Stored entries:

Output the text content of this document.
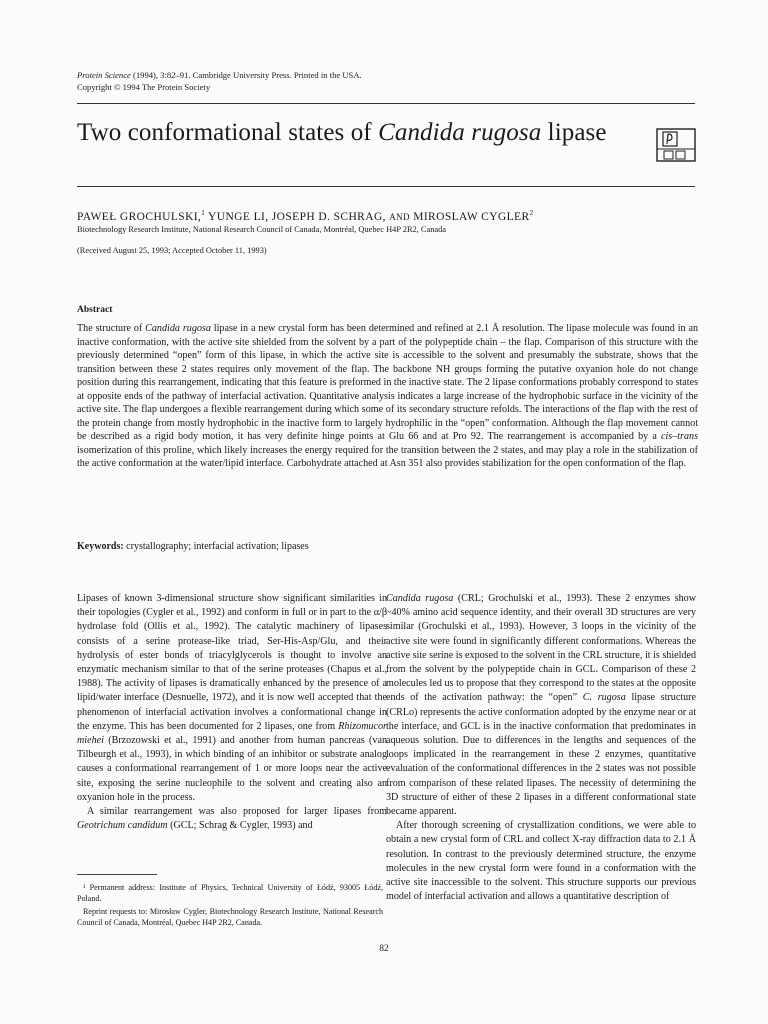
Protein Science (1994), 3:82–91. Cambridge University Press. Printed in the USA.
Copyright © 1994 The Protein Society
Two conformational states of Candida rugosa lipase
PAWEŁ GROCHULSKI,$^1$ YUNGE LI, JOSEPH D. SCHRAG, AND MIROSLAW CYGLER$^2$
Biotechnology Research Institute, National Research Council of Canada, Montréal, Quebec H4P 2R2, Canada
(Received August 25, 1993; Accepted October 11, 1993)
Abstract

The structure of Candida rugosa lipase in a new crystal form has been determined and refined at 2.1 Å resolution. The lipase molecule was found in an inactive conformation, with the active site shielded from the solvent by a part of the polypeptide chain – the flap. Comparison of this structure with the previously determined “open” form of this lipase, in which the active site is accessible to the solvent and presumably the substrate, shows that the transition between these 2 states requires only movement of the flap. The backbone NH groups forming the putative oxyanion hole do not change position during this rearrangement, indicating that this feature is preformed in the inactive state. The 2 lipase conformations probably correspond to states at opposite ends of the pathway of interfacial activation. Quantitative analysis indicates a large increase of the hydrophobic surface in the vicinity of the active site. The flap undergoes a flexible rearrangement during which some of its secondary structure refolds. The interactions of the flap with the rest of the protein change from mostly hydrophobic in the inactive form to largely hydrophilic in the “open” conformation. Although the flap movement cannot be described as a rigid body motion, it has very definite hinge points at Glu 66 and at Pro 92. The rearrangement is accompanied by a cis–trans isomerization of this proline, which likely increases the energy required for the transition between the 2 states, and may play a role in the stabilization of the active conformation at the water/lipid interface. Carbohydrate attached at Asn 351 also provides stabilization for the open conformation of the flap.

Keywords: crystallography; interfacial activation; lipases

Lipases of known 3-dimensional structure show significant similarities in their topologies (Cygler et al., 1992) and conform in full or in part to the α/β hydrolase fold (Ollis et al., 1992). The catalytic machinery of lipases consists of a serine protease-like triad, Ser-His-Asp/Glu, and their hydrolysis of ester bonds of triacylglycerols is thought to involve an enzymatic mechanism similar to that of the serine proteases (Chapus et al., 1988). The activity of lipases is dramatically enhanced by the presence of a lipid/water interface (Desnuelle, 1972), and it is now well accepted that the phenomenon of interfacial activation involves a conformational change in the enzyme. This has been documented for 2 lipases, one from Rhizomucor miehei (Brzozowski et al., 1991) and another from human pancreas (van Tilbeurgh et al., 1993), in which binding of an inhibitor or substrate analog causes a conformational rearrangement of 1 or more loops near the active site, exposing the serine nucleophile to the solvent and creating also an oxyanion hole in the process.

A similar rearrangement was also proposed for larger lipases from Geotrichum candidum (GCL; Schrag & Cygler, 1993) and

Candida rugosa (CRL; Grochulski et al., 1993). These 2 enzymes show ~40% amino acid sequence identity, and their overall 3D structures are very similar (Grochulski et al., 1993). However, 3 loops in the vicinity of the active site were found in significantly different conformations. Whereas the active site serine is exposed to the solvent in the CRL structure, it is shielded from the solvent by the polypeptide chain in GCL. Comparison of these 2 molecules led us to propose that they correspond to the states at the opposite ends of the activation pathway: the “open” C. rugosa lipase structure (CRLo) represents the active conformation adopted by the enzyme near or at the interface, and GCL is in the inactive conformation that predominates in aqueous solution. Due to differences in the lengths and sequences of the loops implicated in the rearrangement in these 2 enzymes, quantitative evaluation of the conformational differences in the 2 states was not possible from comparison of these related lipases. The necessity of determining the 3D structure of either of these 2 lipases in a different conformational state became apparent.

After thorough screening of crystallization conditions, we were able to obtain a new crystal form of CRL and collect X-ray diffraction data to 2.1 Å resolution. In contrast to the previously determined structure, the enzyme molecules in the new crystal form were found in a conformation with the active site inaccessible to the solvent. This structure supports our previous model of interfacial activation and allows a quantitative description of

¹ Permanent address: Institute of Physics, Technical University of Łódź, 93005 Łódź, Poland.

Reprint requests to: Mirosław Cygler, Biotechnology Research Institute, National Research Council of Canada, Montréal, Quebec H4P 2R2, Canada.

82
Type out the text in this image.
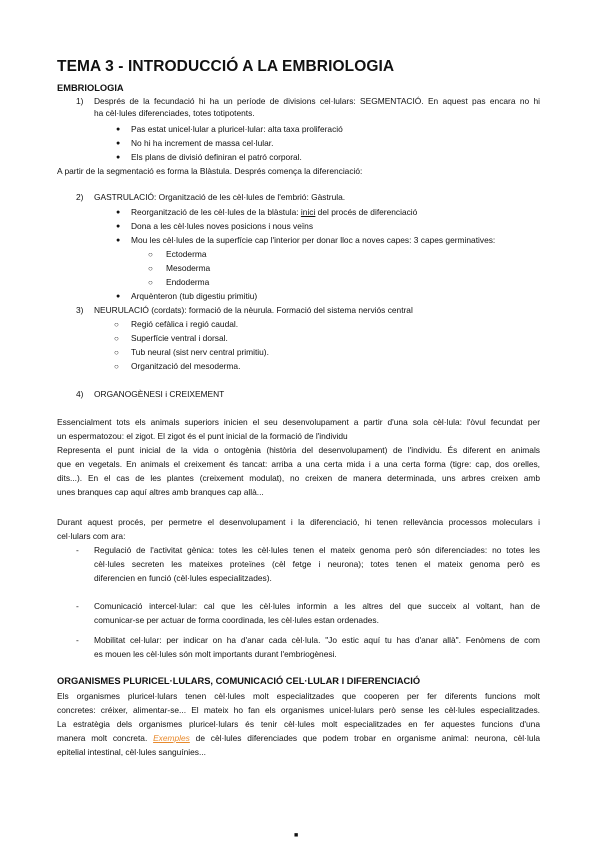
TEMA 3 - INTRODUCCIÓ A LA EMBRIOLOGIA
EMBRIOLOGIA
1) Després de la fecundació hi ha un període de divisions cel·lulars: SEGMENTACIÓ. En aquest pas encara no hi
ha cèl·lules diferenciades, totes totipotents.
● Pas estat unicel·lular a pluricel·lular: alta taxa proliferació
● No hi ha increment de massa cel·lular.
● Els plans de divisió definiran el patró corporal.
A partir de la segmentació es forma la Blàstula. Després comença la diferenciació:
2) GASTRULACIÓ: Organització de les cèl·lules de l'embrió: Gàstrula.
● Reorganització de les cèl·lules de la blàstula: inici del procés de diferenciació
● Dona a les cèl·lules noves posicions i nous veïns
● Mou les cèl·lules de la superfície cap l'interior per donar lloc a noves capes: 3 capes germinatives:
○ Ectoderma
○ Mesoderma
○ Endoderma
● Arquènteron (tub digestiu primitiu)
3) NEURULACIÓ (cordats): formació de la nèurula. Formació del sistema nerviós central
○ Regió cefàlica i regió caudal.
○ Superfície ventral i dorsal.
○ Tub neural (sist nerv central primitiu).
○ Organització del mesoderma.
4) ORGANOGÈNESI i CREIXEMENT
Essencialment tots els animals superiors inicien el seu desenvolupament a partir d'una sola cèl·lula: l'òvul fecundat per
un espermatozou: el zigot. El zigot és el punt inicial de la formació de l'individu
Representa el punt inicial de la vida o ontogènia (història del desenvolupament) de l'individu. És diferent en animals
que en vegetals. En animals el creixement és tancat: arriba a una certa mida i a una certa forma (tigre: cap, dos orelles,
dits...). En el cas de les plantes (creixement modulat), no creixen de manera determinada, uns arbres creixen amb
unes branques cap aquí altres amb branques cap allà...
Durant aquest procés, per permetre el desenvolupament i la diferenciació, hi tenen rellevància processos moleculars i
cel·lulars com ara:
- Regulació de l'activitat gènica: totes les cèl·lules tenen el mateix genoma però són diferenciades: no totes les
cèl·lules secreten les mateixes proteïnes (cèl fetge i neurona); totes tenen el mateix genoma però es
diferencien en funció (cèl·lules especialitzades).
- Comunicació intercel·lular: cal que les cèl·lules informin a les altres del que succeix al voltant, han de
comunicar-se per actuar de forma coordinada, les cèl·lules estan ordenades.
- Mobilitat cel·lular: per indicar on ha d'anar cada cèl·lula. "Jo estic aquí tu has d'anar allà". Fenòmens de com
es mouen les cèl·lules són molt importants durant l'embriogènesi.
ORGANISMES PLURICEL·LULARS, COMUNICACIÓ CEL·LULAR I DIFERENCIACIÓ
Els organismes pluricel·lulars tenen cèl·lules molt especialitzades que cooperen per fer diferents funcions molt
concretes: créixer, alimentar-se... El mateix ho fan els organismes unicel·lulars però sense les cèl·lules especialitzades.
La estratègia dels organismes pluricel·lulars és tenir cèl·lules molt especialitzades en fer aquestes funcions d'una
manera molt concreta. Exemples de cèl·lules diferenciades que podem trobar en organisme animal: neurona, cèl·lula
epitelial intestinal, cèl·lules sanguínies...
■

[WHAT YOU WILL DO]:
Select all lines with the word "Research" from the entries above.

[ANSWER TO THIS PROBLEM]:
Biotechnology Research Institute, National Research Council of Canada, Montréal, Quebec H4P 2R2, Canada
Reprint requests to: Mirosław Cygler, Biotechnology Research Institute, National Research Council of Canada, Montréal, Quebec H4P 2R2, Canada.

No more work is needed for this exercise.